[Start RECORDS FOR THIS EXERCISE]

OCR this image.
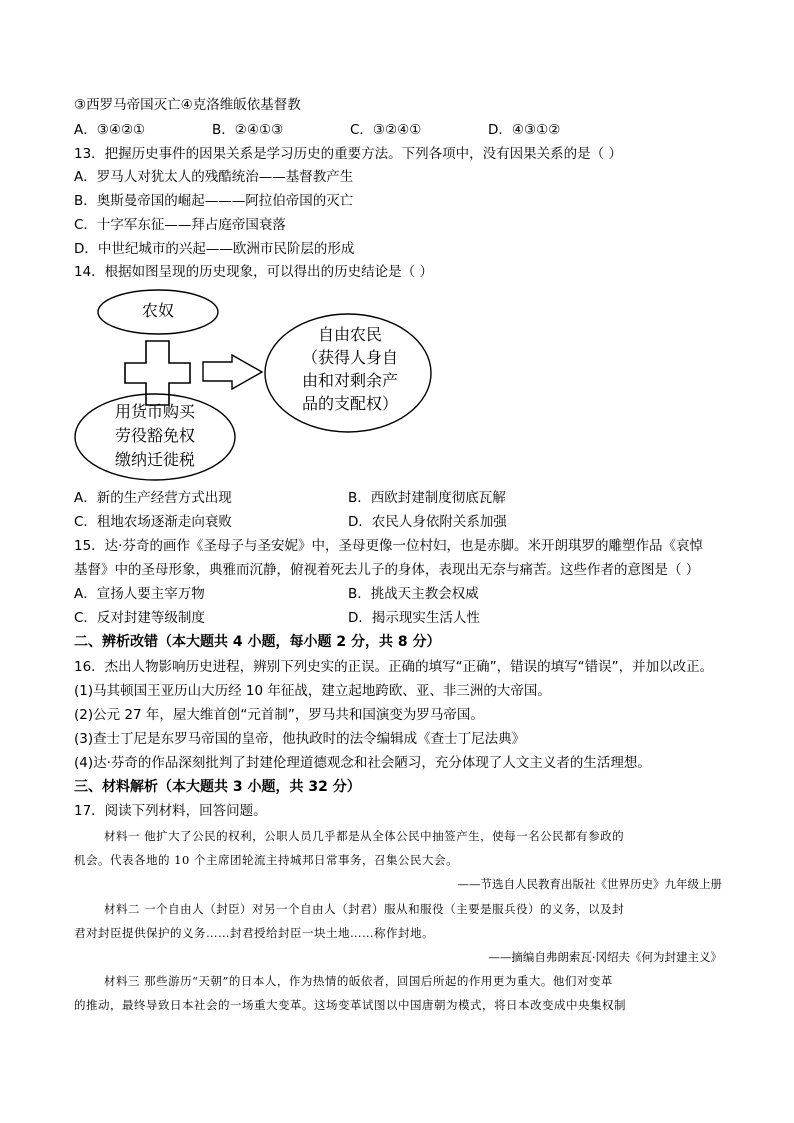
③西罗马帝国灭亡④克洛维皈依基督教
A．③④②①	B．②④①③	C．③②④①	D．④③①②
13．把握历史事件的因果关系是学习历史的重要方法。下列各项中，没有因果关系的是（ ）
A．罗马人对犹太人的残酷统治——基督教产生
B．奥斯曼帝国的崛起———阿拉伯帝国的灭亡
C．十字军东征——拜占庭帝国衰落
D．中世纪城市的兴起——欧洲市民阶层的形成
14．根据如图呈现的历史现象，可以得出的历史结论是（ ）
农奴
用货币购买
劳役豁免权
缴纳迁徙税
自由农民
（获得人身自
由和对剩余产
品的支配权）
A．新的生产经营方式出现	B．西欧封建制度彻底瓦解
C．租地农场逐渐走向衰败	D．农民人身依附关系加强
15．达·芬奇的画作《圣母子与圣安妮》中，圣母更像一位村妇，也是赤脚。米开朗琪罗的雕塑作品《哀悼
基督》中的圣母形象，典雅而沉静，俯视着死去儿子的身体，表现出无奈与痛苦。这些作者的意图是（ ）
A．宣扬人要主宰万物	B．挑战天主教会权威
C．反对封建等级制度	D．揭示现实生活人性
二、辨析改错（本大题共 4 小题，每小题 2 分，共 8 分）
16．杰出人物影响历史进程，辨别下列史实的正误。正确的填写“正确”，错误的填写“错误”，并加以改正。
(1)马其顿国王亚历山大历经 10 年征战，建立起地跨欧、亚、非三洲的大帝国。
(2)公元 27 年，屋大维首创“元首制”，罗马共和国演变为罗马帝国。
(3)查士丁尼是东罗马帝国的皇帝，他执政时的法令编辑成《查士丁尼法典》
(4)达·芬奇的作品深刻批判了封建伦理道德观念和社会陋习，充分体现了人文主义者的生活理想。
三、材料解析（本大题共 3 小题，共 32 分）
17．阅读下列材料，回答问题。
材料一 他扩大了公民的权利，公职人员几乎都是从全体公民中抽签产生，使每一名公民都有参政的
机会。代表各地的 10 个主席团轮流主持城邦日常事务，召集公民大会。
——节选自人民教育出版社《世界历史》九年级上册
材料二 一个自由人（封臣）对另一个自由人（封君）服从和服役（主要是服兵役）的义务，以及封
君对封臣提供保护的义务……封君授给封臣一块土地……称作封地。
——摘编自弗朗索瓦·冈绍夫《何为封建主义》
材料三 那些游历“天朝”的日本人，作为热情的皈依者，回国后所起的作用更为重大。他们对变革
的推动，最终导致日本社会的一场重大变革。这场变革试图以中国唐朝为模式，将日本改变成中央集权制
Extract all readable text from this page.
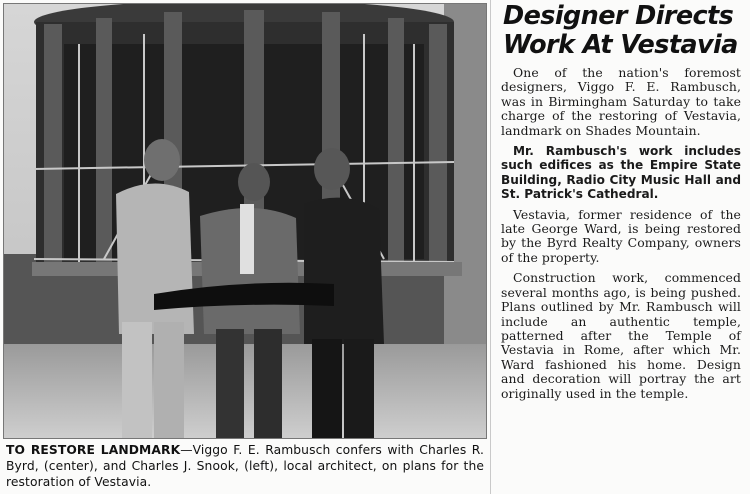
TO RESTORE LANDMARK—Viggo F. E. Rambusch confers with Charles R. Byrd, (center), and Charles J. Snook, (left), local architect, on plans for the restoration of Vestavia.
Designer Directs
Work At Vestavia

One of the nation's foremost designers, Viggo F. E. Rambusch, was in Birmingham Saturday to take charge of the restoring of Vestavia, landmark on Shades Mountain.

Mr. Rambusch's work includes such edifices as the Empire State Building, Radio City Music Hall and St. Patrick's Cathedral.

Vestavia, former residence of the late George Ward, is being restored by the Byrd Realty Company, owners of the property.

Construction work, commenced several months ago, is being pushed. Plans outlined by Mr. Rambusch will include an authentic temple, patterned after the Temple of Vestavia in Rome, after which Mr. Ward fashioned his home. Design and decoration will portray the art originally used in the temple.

[End RECORDS FOR THIS EXERCISE]

◆ **WHAT NEEDS TO BE DONE**
Filter the listing for the word "Rambusch" and copy every line that holds it.

◆ **EXPECTED ANSWER**
TO RESTORE LANDMARK—Viggo F. E. Rambusch confers with Charles R. Byrd, (center), and Charles J. Snook, (left), local architect, on plans for the restoration of Vestavia.
One of the nation's foremost designers, Viggo F. E. Rambusch, was in Birmingham Saturday to take charge of the restoring of Vestavia, landmark on Shades Mountain.
Mr. Rambusch's work includes such edifices as the Empire State Building, Radio City Music Hall and St. Patrick's Cathedral.
Construction work, commenced several months ago, is being pushed. Plans outlined by Mr. Rambusch will include an authentic temple, patterned after the Temple of Vestavia in Rome, after which Mr. Ward fashioned his home. Design and decoration will portray the art originally used in the temple.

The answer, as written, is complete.